start Dataset

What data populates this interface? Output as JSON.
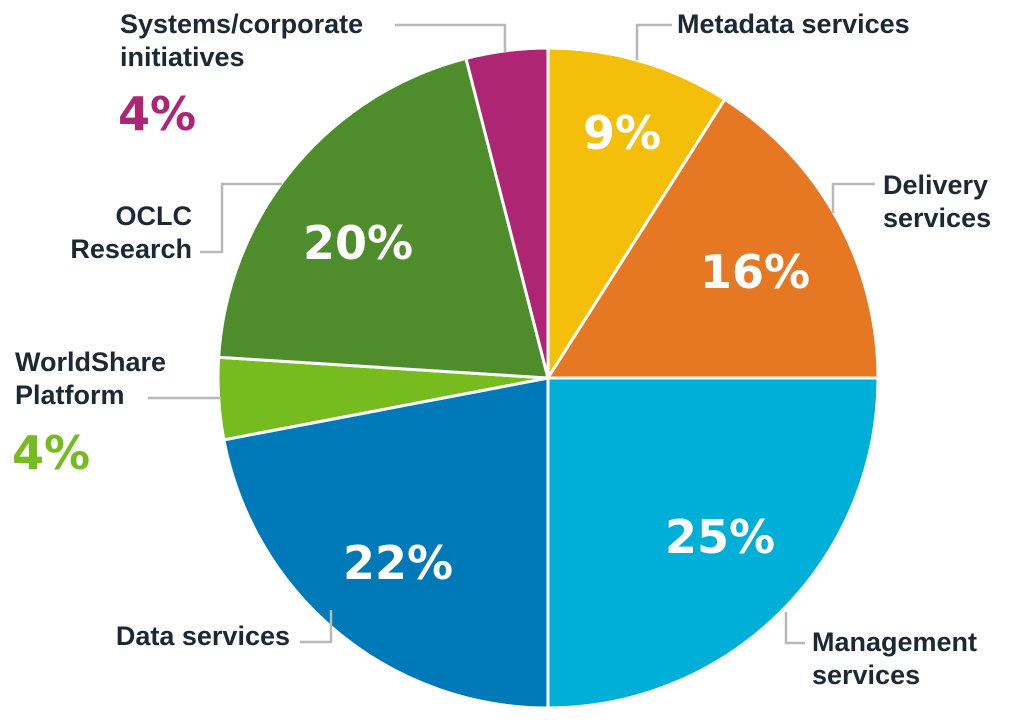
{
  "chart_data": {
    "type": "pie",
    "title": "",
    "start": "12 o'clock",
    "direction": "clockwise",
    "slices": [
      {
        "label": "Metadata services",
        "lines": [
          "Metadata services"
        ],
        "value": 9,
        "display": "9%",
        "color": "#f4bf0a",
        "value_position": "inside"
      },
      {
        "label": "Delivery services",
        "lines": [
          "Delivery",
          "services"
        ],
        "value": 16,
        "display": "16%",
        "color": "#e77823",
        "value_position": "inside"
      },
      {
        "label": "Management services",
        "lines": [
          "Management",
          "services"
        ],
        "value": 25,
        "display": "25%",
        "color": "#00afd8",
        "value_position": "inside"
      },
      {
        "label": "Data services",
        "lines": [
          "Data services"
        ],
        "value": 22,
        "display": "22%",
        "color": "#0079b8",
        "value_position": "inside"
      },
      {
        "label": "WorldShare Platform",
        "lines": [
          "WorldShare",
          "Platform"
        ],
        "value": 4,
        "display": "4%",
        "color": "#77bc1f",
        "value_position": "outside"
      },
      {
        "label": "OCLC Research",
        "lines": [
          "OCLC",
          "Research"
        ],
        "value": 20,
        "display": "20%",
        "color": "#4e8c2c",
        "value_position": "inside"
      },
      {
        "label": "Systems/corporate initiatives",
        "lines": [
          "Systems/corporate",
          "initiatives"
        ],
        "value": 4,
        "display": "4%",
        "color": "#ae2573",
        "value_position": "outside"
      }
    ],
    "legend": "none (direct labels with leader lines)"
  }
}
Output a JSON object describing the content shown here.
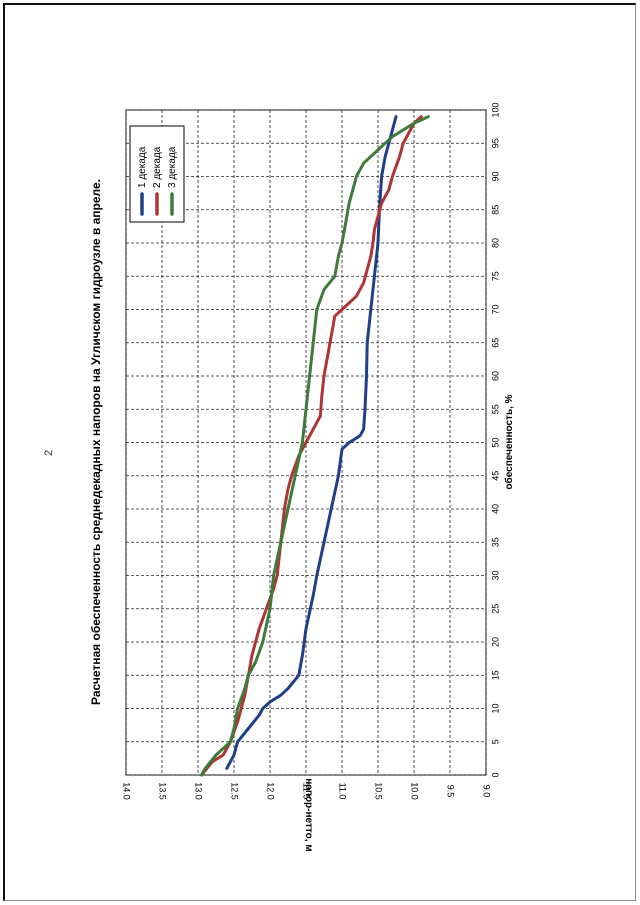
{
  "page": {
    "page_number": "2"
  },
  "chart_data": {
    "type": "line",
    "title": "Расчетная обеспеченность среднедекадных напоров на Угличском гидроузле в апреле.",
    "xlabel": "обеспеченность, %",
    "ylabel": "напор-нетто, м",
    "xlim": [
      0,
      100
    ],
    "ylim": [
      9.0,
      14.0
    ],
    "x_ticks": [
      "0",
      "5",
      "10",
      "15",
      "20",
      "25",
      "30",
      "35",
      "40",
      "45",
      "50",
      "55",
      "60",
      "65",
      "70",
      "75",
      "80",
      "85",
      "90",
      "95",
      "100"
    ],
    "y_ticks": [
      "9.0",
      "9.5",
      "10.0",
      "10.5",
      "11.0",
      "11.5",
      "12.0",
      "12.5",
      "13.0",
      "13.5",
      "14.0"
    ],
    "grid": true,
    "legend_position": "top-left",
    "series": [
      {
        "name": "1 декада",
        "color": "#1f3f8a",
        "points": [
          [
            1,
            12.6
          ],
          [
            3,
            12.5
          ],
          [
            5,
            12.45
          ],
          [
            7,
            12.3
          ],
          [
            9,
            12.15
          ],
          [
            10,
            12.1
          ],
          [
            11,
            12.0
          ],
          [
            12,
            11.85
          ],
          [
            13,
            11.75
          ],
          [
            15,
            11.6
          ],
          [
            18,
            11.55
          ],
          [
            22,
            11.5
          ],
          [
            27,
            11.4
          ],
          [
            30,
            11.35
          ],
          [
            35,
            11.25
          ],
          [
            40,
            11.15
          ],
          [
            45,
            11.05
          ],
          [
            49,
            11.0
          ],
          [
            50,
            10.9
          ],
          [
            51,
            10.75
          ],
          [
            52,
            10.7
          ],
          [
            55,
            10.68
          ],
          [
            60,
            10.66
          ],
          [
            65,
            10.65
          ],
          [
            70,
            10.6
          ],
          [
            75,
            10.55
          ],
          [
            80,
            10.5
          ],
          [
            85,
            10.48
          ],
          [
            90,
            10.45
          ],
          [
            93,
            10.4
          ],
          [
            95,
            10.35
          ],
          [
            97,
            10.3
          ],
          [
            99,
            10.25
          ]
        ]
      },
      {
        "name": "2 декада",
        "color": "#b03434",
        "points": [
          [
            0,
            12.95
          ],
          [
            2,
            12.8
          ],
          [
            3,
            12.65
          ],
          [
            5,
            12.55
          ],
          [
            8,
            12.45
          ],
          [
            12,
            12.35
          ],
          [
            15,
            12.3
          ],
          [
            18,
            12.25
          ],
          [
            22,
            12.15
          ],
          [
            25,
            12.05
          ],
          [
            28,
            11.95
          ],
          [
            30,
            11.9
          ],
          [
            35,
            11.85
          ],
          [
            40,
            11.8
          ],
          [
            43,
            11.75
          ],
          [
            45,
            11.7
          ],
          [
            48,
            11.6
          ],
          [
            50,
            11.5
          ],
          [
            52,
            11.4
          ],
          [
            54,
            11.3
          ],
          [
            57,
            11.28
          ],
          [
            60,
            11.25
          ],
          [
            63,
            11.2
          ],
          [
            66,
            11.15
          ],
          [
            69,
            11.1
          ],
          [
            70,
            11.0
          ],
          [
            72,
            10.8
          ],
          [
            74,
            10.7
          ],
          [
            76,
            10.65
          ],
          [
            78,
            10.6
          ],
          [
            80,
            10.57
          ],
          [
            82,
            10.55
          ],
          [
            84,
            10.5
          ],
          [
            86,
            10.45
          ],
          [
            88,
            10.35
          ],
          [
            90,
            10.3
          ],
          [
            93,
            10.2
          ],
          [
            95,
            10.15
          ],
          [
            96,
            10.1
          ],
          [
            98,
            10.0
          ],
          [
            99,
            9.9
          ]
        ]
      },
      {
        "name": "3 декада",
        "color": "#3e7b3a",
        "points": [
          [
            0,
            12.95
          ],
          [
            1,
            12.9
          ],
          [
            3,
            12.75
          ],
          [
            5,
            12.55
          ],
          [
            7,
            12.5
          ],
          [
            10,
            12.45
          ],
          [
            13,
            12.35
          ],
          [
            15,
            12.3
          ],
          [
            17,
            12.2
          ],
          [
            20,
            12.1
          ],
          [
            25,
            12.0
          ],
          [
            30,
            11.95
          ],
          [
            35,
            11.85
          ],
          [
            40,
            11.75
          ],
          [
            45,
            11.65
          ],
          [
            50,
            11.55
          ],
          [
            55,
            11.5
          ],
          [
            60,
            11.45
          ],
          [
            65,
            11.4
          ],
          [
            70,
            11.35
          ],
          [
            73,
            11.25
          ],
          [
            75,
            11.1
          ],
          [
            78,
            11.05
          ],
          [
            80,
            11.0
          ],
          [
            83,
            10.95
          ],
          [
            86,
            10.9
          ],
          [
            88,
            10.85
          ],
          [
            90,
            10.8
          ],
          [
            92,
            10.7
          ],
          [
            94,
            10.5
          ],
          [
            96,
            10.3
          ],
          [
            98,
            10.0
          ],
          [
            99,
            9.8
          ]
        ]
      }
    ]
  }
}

end Dataset

Aim of the exercise = Pick out the lines that have the word "name". Copy them all.

Task output =
        "name": "1 декада",
        "name": "2 декада",
        "name": "3 декада",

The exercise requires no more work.